-- Your instructions --
Please work out how many lines in the material contain "Zamora" and give only that figure.

═════ Material for the task ═════

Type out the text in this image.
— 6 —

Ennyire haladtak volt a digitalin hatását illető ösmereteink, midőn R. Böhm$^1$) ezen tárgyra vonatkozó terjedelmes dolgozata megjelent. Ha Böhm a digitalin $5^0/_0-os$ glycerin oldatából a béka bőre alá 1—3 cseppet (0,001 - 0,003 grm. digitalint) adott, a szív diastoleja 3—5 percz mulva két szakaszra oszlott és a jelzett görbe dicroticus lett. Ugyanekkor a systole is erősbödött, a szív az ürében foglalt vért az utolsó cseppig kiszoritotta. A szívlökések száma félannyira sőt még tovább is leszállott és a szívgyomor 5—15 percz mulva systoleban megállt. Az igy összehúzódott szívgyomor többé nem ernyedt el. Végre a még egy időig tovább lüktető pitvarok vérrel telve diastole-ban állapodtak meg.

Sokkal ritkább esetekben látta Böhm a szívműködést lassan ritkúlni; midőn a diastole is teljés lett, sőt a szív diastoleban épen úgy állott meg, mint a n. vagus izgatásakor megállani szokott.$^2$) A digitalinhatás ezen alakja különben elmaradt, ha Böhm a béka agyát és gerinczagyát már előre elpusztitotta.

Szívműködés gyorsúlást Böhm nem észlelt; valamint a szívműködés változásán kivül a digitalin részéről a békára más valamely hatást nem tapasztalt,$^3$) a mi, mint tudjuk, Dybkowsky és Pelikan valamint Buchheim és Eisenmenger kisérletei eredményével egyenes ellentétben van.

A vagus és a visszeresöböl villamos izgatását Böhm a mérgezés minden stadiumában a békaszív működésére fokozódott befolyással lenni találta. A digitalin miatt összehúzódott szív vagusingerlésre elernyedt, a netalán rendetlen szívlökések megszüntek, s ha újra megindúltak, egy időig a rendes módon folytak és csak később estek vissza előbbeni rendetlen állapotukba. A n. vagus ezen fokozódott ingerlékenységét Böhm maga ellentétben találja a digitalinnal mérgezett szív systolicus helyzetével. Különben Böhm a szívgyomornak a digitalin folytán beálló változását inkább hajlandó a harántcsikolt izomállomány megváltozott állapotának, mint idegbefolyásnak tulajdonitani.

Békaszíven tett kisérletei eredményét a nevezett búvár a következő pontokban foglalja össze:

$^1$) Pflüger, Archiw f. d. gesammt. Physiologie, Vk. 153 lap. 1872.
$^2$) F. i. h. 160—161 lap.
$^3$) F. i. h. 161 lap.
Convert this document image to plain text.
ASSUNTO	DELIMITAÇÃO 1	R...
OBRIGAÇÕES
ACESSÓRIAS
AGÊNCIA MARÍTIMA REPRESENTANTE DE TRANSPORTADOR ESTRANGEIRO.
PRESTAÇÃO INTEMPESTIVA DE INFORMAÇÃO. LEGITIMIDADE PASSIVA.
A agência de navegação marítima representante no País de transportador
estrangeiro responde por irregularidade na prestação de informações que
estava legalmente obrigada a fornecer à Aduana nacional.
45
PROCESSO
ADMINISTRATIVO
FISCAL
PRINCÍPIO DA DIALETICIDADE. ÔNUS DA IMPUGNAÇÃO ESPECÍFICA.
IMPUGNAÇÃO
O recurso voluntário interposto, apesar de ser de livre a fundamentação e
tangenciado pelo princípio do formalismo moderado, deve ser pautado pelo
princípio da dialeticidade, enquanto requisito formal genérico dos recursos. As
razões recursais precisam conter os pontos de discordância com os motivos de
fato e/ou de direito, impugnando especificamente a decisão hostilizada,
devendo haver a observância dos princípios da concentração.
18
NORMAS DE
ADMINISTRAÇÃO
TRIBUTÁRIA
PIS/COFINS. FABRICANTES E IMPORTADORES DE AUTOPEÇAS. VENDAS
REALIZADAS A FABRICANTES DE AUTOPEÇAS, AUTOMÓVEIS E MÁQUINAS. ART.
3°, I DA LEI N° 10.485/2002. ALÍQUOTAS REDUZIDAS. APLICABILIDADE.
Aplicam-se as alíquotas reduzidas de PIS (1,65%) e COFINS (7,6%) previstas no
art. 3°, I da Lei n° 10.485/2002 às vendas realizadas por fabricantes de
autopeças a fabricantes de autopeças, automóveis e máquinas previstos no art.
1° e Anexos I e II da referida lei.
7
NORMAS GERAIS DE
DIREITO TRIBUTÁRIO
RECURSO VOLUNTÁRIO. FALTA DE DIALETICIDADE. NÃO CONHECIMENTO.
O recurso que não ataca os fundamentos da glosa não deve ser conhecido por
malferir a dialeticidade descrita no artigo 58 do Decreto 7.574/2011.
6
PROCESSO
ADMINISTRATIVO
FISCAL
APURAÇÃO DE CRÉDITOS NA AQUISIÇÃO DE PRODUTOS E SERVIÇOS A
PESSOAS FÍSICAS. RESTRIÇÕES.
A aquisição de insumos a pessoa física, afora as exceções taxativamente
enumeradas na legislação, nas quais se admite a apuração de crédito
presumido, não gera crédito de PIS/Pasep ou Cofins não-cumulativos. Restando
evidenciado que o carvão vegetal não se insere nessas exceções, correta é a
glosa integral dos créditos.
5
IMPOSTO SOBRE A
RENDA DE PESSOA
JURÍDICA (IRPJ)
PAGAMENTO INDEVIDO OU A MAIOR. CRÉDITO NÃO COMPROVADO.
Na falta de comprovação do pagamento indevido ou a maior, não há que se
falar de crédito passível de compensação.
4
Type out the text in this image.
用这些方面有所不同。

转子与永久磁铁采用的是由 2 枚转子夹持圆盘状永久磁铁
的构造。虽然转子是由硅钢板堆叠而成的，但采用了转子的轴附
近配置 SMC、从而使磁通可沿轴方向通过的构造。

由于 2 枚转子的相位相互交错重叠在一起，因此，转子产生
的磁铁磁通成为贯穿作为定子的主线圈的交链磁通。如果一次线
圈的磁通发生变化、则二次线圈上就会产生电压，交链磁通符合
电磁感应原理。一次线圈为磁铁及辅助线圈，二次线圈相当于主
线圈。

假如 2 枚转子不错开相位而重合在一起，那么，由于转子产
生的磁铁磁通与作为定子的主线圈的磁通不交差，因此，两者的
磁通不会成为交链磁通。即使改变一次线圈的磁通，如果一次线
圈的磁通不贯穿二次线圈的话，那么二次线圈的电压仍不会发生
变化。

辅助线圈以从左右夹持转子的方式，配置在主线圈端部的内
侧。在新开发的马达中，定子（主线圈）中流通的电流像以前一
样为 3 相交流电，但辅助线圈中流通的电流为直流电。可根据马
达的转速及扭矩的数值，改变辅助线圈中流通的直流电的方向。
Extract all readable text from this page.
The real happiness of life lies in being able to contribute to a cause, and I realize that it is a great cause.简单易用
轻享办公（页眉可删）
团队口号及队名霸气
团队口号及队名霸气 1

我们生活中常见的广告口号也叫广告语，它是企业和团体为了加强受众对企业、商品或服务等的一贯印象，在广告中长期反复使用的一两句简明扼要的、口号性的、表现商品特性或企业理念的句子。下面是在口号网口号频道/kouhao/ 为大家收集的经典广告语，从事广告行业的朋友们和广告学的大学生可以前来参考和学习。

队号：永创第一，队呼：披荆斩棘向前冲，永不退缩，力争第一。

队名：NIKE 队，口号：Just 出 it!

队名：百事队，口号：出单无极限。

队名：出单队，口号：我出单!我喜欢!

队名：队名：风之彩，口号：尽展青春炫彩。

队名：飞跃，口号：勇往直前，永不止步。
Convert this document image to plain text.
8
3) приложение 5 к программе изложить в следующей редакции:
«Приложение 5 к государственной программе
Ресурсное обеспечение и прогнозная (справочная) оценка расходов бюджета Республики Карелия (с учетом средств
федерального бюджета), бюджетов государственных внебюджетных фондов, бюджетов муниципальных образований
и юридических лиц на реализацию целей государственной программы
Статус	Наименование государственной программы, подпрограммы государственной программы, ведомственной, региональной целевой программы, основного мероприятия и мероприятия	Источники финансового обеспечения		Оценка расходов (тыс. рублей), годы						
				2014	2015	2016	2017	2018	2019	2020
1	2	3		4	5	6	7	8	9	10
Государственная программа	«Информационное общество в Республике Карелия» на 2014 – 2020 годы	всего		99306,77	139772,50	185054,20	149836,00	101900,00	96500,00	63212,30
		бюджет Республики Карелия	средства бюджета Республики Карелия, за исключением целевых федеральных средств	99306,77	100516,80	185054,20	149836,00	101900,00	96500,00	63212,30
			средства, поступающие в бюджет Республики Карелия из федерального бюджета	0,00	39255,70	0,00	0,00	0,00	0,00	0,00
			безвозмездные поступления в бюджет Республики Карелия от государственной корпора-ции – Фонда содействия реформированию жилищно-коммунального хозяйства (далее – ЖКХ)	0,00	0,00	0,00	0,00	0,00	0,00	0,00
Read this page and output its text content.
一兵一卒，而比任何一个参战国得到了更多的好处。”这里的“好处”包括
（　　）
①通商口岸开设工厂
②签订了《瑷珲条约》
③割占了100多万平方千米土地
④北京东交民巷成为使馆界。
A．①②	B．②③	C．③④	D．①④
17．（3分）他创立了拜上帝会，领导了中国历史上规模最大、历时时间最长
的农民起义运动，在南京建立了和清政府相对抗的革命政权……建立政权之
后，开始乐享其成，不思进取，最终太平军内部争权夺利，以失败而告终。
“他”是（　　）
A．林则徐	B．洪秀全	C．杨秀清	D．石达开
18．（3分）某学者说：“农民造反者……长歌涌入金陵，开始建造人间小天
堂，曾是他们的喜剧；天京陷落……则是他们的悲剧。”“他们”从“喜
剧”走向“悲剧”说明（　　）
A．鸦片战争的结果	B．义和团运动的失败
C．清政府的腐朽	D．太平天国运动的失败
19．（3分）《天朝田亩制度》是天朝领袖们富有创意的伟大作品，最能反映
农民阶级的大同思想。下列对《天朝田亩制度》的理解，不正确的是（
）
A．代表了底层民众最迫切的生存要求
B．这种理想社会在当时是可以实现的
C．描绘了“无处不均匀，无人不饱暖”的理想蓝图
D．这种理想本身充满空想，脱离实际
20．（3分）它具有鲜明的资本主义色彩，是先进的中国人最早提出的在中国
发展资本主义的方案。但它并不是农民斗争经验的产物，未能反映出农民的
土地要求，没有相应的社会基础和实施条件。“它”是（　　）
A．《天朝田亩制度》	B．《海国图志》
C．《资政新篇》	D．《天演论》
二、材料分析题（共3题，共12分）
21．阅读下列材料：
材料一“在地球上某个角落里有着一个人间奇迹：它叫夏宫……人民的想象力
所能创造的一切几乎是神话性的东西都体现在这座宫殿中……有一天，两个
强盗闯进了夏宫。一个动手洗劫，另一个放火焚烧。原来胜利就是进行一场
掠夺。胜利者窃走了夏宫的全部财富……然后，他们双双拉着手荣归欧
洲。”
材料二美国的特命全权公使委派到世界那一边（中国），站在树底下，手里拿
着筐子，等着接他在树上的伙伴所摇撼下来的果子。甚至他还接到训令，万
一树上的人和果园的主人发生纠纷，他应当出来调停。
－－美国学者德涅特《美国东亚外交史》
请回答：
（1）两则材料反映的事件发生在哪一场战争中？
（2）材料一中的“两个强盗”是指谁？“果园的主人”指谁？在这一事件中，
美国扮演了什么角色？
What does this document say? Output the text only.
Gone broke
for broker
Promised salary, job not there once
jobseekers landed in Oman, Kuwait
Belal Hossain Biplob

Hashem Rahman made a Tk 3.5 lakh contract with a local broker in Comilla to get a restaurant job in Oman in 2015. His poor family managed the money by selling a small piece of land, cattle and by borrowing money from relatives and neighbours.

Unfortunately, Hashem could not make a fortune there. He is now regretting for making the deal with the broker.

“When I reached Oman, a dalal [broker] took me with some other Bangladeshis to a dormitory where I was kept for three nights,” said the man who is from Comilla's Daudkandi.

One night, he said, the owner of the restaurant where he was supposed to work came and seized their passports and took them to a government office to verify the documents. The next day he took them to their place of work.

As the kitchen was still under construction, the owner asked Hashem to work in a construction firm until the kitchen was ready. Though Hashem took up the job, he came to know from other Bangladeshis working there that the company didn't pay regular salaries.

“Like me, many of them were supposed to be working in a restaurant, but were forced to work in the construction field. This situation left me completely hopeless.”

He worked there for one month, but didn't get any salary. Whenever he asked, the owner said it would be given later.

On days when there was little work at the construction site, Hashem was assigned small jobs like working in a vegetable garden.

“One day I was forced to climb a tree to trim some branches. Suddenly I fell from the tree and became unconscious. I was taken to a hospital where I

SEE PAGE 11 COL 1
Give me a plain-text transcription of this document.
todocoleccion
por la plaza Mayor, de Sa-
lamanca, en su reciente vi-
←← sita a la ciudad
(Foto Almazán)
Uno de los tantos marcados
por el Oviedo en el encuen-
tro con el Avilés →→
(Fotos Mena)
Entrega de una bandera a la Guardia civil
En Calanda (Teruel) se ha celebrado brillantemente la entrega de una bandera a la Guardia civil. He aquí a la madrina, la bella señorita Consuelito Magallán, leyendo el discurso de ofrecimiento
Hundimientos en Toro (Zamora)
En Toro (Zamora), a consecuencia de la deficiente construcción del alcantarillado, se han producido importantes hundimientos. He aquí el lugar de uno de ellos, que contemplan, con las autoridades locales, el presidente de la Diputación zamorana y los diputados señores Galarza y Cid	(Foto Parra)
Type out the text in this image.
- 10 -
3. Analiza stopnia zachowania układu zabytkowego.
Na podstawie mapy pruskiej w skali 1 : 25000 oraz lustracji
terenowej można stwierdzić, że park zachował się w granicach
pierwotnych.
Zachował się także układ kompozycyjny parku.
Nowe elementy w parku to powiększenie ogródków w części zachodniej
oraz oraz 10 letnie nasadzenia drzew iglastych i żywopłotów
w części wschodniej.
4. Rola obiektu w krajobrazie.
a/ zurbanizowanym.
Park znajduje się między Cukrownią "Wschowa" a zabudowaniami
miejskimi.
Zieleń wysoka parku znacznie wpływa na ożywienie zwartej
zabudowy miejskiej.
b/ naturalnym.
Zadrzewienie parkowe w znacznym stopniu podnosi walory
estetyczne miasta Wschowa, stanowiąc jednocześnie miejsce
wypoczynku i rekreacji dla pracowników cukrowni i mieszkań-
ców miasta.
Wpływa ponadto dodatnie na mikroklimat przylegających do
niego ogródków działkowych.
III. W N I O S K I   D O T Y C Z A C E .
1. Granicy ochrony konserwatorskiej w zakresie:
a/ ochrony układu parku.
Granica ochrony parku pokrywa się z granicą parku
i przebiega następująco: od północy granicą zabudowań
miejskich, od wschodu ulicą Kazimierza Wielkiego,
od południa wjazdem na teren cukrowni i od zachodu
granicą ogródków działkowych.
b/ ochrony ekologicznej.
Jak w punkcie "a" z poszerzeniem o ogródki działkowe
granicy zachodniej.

═════

-- Solution for this exercise --
2